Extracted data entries
┏━━

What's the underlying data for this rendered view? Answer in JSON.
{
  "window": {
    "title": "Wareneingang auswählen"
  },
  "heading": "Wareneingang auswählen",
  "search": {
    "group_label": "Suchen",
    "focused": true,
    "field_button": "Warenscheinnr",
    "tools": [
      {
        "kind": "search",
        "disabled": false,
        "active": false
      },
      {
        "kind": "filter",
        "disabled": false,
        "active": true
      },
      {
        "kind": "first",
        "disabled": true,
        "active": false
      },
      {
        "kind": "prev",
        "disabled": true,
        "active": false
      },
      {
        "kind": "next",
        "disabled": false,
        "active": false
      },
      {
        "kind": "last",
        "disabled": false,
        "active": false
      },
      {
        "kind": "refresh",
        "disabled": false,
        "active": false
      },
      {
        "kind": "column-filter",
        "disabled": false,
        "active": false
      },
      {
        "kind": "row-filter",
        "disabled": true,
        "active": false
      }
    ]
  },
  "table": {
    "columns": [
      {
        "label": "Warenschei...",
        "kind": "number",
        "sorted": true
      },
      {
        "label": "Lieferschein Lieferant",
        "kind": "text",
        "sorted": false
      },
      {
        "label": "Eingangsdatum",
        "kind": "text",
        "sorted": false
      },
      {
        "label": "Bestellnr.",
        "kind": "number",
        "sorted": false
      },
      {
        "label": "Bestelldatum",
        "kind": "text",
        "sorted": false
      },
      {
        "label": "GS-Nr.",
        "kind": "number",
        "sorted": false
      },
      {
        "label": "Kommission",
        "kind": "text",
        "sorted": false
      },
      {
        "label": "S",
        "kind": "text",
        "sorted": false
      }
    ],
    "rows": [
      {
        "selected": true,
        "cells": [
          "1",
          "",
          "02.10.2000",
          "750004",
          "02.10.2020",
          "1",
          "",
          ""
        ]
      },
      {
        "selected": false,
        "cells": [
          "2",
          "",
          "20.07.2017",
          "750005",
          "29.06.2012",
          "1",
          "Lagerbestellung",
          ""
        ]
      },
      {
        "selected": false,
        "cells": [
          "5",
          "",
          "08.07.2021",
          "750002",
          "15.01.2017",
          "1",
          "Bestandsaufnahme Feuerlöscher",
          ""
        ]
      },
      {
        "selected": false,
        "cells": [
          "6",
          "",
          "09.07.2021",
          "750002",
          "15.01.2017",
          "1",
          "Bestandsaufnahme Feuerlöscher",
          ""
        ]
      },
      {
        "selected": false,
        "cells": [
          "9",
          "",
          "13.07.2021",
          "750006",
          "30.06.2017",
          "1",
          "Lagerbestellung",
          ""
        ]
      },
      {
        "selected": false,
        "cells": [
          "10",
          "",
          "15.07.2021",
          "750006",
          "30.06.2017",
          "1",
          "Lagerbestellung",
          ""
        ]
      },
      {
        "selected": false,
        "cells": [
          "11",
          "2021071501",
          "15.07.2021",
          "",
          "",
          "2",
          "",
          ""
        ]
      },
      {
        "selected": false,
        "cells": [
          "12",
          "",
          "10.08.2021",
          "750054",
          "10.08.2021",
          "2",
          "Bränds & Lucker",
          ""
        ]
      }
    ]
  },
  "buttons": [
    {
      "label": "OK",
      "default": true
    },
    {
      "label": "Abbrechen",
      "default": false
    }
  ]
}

┗━━

-- Objective --
Hand back the material above in full, exactly as written.

-- Answer to this problem --
What's the underlying data for this rendered view? Answer in JSON.
{
  "window": {
    "title": "Wareneingang auswählen"
  },
  "heading": "Wareneingang auswählen",
  "search": {
    "group_label": "Suchen",
    "focused": true,
    "field_button": "Warenscheinnr",
    "tools": [
      {
        "kind": "search",
        "disabled": false,
        "active": false
      },
      {
        "kind": "filter",
        "disabled": false,
        "active": true
      },
      {
        "kind": "first",
        "disabled": true,
        "active": false
      },
      {
        "kind": "prev",
        "disabled": true,
        "active": false
      },
      {
        "kind": "next",
        "disabled": false,
        "active": false
      },
      {
        "kind": "last",
        "disabled": false,
        "active": false
      },
      {
        "kind": "refresh",
        "disabled": false,
        "active": false
      },
      {
        "kind": "column-filter",
        "disabled": false,
        "active": false
      },
      {
        "kind": "row-filter",
        "disabled": true,
        "active": false
      }
    ]
  },
  "table": {
    "columns": [
      {
        "label": "Warenschei...",
        "kind": "number",
        "sorted": true
      },
      {
        "label": "Lieferschein Lieferant",
        "kind": "text",
        "sorted": false
      },
      {
        "label": "Eingangsdatum",
        "kind": "text",
        "sorted": false
      },
      {
        "label": "Bestellnr.",
        "kind": "number",
        "sorted": false
      },
      {
        "label": "Bestelldatum",
        "kind": "text",
        "sorted": false
      },
      {
        "label": "GS-Nr.",
        "kind": "number",
        "sorted": false
      },
      {
        "label": "Kommission",
        "kind": "text",
        "sorted": false
      },
      {
        "label": "S",
        "kind": "text",
        "sorted": false
      }
    ],
    "rows": [
      {
        "selected": true,
        "cells": [
          "1",
          "",
          "02.10.2000",
          "750004",
          "02.10.2020",
          "1",
          "",
          ""
        ]
      },
      {
        "selected": false,
        "cells": [
          "2",
          "",
          "20.07.2017",
          "750005",
          "29.06.2012",
          "1",
          "Lagerbestellung",
          ""
        ]
      },
      {
        "selected": false,
        "cells": [
          "5",
          "",
          "08.07.2021",
          "750002",
          "15.01.2017",
          "1",
          "Bestandsaufnahme Feuerlöscher",
          ""
        ]
      },
      {
        "selected": false,
        "cells": [
          "6",
          "",
          "09.07.2021",
          "750002",
          "15.01.2017",
          "1",
          "Bestandsaufnahme Feuerlöscher",
          ""
        ]
      },
      {
        "selected": false,
        "cells": [
          "9",
          "",
          "13.07.2021",
          "750006",
          "30.06.2017",
          "1",
          "Lagerbestellung",
          ""
        ]
      },
      {
        "selected": false,
        "cells": [
          "10",
          "",
          "15.07.2021",
          "750006",
          "30.06.2017",
          "1",
          "Lagerbestellung",
          ""
        ]
      },
      {
        "selected": false,
        "cells": [
          "11",
          "2021071501",
          "15.07.2021",
          "",
          "",
          "2",
          "",
          ""
        ]
      },
      {
        "selected": false,
        "cells": [
          "12",
          "",
          "10.08.2021",
          "750054",
          "10.08.2021",
          "2",
          "Bränds & Lucker",
          ""
        ]
      }
    ]
  },
  "buttons": [
    {
      "label": "OK",
      "default": true
    },
    {
      "label": "Abbrechen",
      "default": false
    }
  ]
}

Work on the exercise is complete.